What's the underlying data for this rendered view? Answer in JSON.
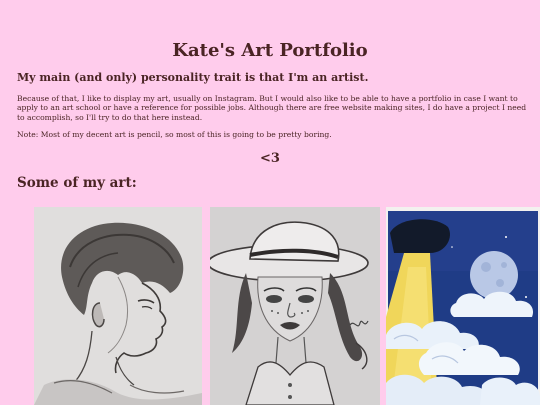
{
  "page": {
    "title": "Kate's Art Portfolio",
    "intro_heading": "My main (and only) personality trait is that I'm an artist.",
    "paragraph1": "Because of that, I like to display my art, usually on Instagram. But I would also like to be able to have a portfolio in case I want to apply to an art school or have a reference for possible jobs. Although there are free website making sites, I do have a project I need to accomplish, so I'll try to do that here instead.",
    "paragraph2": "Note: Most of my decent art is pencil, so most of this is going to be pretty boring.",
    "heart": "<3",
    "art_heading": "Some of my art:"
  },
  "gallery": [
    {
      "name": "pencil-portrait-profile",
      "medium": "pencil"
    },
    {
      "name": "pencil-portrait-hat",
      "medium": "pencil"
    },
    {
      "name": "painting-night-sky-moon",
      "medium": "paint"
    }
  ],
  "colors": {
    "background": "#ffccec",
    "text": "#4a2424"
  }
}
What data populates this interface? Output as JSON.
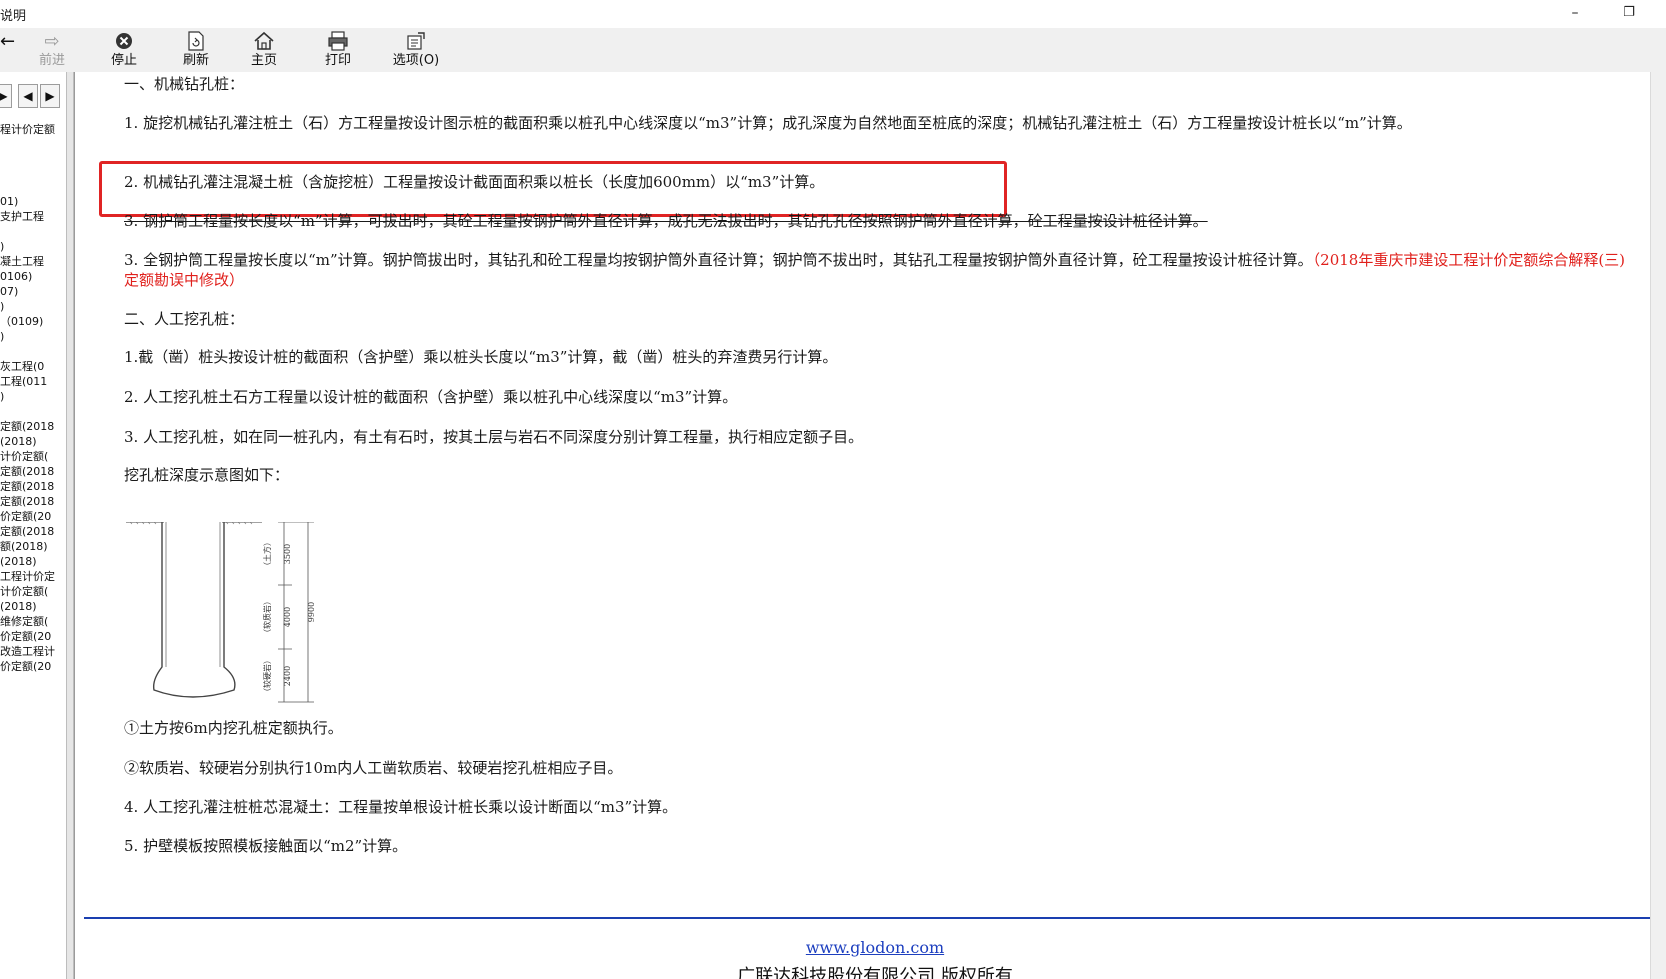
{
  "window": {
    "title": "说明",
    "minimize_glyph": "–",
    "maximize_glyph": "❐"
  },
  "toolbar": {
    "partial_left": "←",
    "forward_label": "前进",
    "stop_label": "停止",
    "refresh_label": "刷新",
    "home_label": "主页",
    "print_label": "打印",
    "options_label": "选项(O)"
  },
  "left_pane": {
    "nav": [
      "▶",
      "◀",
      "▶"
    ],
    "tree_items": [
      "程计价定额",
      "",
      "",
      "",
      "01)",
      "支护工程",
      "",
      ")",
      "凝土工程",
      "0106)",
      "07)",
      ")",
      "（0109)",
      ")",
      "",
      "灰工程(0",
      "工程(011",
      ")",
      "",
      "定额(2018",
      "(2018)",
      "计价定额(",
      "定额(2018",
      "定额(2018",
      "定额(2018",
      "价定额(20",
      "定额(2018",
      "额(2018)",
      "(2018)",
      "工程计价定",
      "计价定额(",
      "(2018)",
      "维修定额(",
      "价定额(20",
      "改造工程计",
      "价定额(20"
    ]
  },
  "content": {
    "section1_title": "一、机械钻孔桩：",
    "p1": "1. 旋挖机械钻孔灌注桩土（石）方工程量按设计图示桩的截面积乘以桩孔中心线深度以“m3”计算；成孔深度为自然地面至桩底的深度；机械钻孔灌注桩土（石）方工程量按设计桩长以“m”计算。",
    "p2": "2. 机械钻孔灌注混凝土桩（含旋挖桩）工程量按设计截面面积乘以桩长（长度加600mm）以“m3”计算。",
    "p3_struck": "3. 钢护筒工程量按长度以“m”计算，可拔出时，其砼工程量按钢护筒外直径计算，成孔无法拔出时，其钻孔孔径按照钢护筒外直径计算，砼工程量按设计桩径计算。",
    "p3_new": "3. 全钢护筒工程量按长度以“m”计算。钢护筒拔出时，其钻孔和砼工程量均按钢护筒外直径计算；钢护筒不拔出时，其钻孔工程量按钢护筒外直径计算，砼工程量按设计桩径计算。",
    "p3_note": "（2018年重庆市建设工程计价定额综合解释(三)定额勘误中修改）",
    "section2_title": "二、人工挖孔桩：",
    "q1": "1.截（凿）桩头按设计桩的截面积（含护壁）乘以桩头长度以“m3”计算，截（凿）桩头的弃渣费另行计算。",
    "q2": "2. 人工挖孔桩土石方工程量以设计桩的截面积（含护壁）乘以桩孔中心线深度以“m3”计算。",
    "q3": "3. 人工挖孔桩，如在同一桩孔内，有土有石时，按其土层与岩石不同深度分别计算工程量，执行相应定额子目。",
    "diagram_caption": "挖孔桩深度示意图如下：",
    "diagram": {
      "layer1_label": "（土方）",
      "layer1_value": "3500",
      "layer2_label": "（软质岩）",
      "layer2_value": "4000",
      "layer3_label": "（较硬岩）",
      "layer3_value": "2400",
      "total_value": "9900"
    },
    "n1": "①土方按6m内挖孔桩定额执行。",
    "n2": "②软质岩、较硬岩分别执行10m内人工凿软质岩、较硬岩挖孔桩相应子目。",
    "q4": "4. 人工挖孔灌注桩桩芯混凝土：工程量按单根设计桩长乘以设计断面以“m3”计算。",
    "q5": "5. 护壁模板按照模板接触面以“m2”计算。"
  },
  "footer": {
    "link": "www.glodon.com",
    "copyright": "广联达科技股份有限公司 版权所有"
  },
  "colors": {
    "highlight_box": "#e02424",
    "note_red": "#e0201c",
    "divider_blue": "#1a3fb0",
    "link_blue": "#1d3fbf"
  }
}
------
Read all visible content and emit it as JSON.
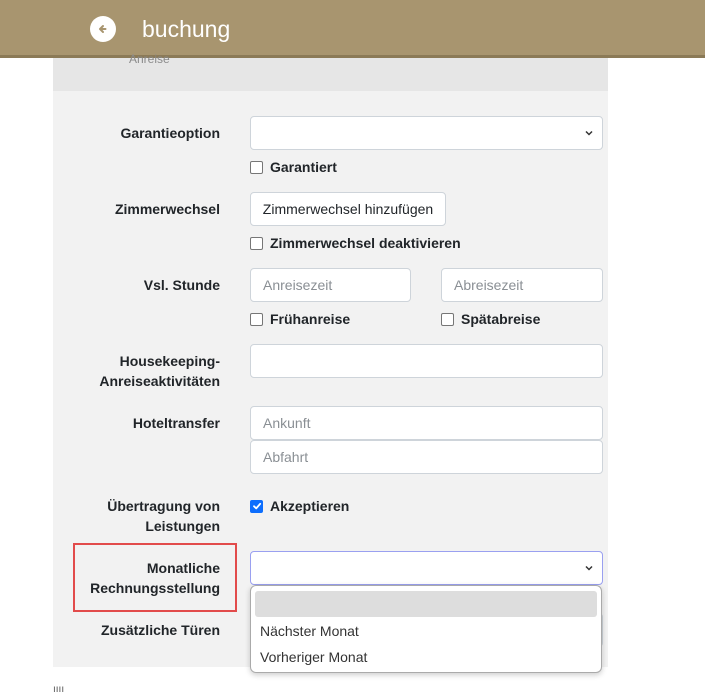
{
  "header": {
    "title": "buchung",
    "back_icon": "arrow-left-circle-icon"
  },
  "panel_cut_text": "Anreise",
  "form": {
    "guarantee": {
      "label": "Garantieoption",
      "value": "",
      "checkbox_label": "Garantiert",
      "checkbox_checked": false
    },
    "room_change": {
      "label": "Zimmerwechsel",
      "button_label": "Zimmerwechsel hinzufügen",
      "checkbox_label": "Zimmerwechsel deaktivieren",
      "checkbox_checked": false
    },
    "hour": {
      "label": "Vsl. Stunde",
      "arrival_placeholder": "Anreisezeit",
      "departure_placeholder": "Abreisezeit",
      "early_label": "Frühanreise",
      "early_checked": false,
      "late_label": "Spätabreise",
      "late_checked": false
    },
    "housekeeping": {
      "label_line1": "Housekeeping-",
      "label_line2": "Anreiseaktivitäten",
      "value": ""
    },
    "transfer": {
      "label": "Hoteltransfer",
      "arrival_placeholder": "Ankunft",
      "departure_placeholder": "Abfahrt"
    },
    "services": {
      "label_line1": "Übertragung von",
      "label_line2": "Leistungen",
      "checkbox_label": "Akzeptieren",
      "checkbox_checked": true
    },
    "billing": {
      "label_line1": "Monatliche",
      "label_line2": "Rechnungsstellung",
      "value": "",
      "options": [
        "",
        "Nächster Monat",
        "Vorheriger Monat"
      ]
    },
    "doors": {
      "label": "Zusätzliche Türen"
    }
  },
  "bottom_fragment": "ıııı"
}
------
— Given exercise —
Gather every line from the listing above in which the word "that" appears.

— Task result —
    "intro_heading": "My main (and only) personality trait is that I'm an artist.",
    "paragraph1": "Because of that, I like to display my art, usually on Instagram. But I would also like to be able to have a portfolio in case I want to apply to an art school or have a reference for possible jobs. Although there are free website making sites, I do have a project I need to accomplish, so I'll try to do that here instead.",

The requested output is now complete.